** START **

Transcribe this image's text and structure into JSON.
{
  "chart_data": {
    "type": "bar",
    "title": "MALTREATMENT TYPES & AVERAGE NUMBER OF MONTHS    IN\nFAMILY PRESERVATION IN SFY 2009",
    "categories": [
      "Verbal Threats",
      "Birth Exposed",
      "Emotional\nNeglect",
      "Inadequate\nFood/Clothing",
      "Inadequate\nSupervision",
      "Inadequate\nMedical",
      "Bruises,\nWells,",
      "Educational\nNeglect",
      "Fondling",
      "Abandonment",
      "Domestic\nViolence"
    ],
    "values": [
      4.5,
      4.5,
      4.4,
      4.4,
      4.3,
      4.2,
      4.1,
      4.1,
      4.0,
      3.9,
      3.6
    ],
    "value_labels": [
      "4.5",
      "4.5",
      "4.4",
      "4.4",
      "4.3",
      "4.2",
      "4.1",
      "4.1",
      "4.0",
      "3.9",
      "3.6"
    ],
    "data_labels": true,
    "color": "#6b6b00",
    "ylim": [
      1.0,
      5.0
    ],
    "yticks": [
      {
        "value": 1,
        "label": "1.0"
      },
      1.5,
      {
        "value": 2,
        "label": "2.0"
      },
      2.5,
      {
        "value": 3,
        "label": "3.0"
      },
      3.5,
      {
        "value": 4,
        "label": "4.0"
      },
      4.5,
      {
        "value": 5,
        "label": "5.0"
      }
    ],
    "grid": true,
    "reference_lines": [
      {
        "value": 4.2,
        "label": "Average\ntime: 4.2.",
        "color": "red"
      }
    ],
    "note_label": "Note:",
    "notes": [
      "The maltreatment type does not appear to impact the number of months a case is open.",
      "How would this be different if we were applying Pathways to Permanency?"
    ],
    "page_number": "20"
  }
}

** END **

> [Written task] Find the lines above that include the string "Inadequate" and copy them.

> [Solution to this task]
      "Inadequate\nFood/Clothing",
      "Inadequate\nSupervision",
      "Inadequate\nMedical",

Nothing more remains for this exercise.